Figure data in JSON:
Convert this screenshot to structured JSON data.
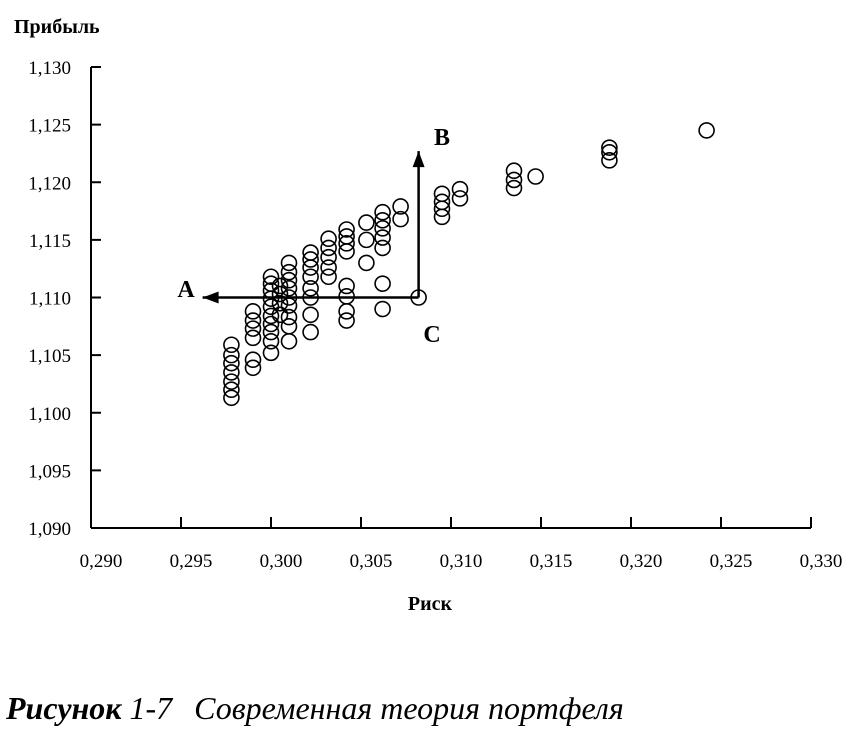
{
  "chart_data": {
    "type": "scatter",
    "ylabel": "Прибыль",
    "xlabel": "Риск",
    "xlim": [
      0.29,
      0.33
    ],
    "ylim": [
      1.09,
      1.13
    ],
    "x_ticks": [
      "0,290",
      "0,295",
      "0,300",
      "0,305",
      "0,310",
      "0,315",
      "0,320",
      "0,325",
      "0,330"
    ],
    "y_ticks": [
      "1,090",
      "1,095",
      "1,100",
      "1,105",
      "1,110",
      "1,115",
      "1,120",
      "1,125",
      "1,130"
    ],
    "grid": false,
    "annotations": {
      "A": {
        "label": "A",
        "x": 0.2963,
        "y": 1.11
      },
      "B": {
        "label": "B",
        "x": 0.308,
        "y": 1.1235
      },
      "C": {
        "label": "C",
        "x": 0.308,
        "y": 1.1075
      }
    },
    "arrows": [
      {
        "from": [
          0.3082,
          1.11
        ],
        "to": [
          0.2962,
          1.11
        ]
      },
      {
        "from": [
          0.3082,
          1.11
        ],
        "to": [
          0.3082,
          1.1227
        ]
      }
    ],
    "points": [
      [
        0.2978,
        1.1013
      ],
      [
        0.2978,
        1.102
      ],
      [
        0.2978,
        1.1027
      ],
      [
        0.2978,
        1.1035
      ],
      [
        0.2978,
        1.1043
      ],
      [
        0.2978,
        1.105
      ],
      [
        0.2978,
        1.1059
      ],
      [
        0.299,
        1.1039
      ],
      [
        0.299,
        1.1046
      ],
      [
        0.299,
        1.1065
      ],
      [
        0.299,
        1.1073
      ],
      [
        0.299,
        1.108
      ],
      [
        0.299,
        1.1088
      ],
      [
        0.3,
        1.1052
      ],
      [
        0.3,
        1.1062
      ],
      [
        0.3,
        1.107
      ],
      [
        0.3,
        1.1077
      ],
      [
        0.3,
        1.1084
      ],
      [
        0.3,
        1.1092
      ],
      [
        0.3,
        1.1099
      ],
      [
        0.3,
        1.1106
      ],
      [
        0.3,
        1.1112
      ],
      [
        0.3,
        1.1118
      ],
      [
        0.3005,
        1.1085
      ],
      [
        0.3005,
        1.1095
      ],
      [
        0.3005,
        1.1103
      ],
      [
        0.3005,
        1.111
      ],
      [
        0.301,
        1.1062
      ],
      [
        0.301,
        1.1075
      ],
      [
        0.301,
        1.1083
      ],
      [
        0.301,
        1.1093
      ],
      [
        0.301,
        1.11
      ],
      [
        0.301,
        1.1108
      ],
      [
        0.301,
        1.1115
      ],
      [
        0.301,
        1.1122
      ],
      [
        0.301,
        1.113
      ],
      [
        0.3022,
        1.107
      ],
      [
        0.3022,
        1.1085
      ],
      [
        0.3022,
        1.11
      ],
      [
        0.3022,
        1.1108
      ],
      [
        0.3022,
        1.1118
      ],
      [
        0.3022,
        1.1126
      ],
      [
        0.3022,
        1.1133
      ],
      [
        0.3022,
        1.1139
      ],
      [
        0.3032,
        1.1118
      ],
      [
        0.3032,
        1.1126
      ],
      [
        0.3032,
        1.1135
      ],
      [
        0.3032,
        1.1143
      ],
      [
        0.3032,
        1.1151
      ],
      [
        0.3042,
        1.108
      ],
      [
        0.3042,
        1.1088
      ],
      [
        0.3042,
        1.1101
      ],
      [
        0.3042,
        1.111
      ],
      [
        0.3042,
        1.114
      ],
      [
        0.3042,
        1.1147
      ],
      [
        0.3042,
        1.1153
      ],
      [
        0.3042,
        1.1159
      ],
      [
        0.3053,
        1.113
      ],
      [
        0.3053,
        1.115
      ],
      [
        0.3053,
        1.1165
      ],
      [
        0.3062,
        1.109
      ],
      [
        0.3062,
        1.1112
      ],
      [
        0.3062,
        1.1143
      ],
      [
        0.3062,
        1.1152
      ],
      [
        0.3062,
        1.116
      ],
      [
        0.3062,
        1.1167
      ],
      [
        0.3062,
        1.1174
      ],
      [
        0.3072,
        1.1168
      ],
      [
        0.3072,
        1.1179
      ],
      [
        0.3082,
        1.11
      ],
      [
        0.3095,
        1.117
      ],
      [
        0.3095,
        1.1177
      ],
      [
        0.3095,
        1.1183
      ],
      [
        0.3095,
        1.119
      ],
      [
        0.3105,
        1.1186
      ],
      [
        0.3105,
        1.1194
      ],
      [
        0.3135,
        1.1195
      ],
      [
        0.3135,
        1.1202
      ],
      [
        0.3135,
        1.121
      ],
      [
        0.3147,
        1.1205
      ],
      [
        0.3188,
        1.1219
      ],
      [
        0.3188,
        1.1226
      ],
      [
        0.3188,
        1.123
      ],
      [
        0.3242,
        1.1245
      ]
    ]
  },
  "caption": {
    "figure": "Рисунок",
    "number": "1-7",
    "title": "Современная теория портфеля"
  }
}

...

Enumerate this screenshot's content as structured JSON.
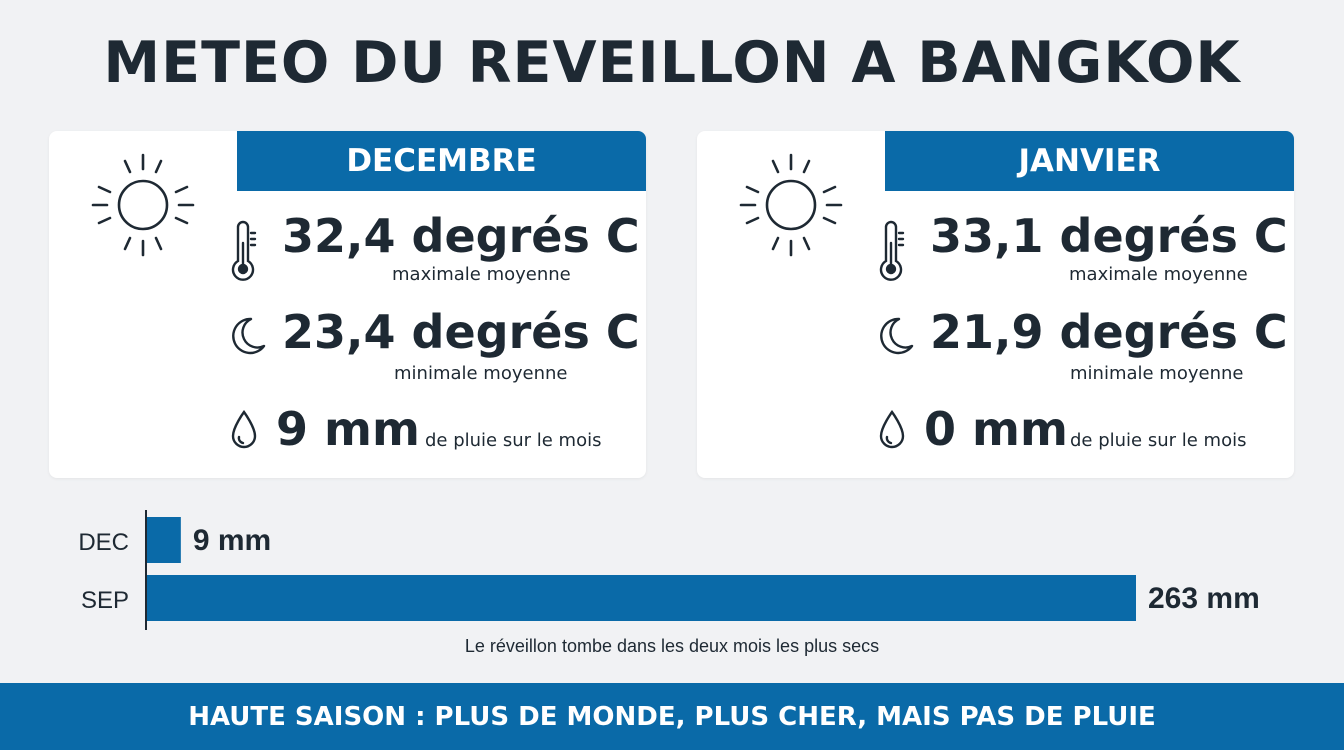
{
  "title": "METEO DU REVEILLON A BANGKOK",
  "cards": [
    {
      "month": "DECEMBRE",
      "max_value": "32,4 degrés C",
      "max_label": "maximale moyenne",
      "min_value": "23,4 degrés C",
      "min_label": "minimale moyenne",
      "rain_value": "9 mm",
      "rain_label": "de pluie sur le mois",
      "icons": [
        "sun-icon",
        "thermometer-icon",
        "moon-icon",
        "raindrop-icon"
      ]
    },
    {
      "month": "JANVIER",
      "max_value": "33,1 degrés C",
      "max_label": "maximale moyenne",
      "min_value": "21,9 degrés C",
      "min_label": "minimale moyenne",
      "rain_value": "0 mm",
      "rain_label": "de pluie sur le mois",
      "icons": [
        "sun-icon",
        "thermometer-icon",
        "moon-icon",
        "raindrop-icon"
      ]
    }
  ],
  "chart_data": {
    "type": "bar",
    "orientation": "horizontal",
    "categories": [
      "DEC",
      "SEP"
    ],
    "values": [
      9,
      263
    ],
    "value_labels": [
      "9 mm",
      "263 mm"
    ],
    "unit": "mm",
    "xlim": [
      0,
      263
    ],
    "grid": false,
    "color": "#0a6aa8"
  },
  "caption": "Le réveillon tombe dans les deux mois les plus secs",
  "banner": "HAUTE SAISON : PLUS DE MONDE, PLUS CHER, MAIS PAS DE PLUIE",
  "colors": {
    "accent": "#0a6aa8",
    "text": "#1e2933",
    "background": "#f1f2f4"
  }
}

Task requirements: Find the string "structured" in the listing and return every line that holds it.

Finished answer:
Convert this screenshot to structured JSON data.
Enumerate this screenshot's content as structured JSON.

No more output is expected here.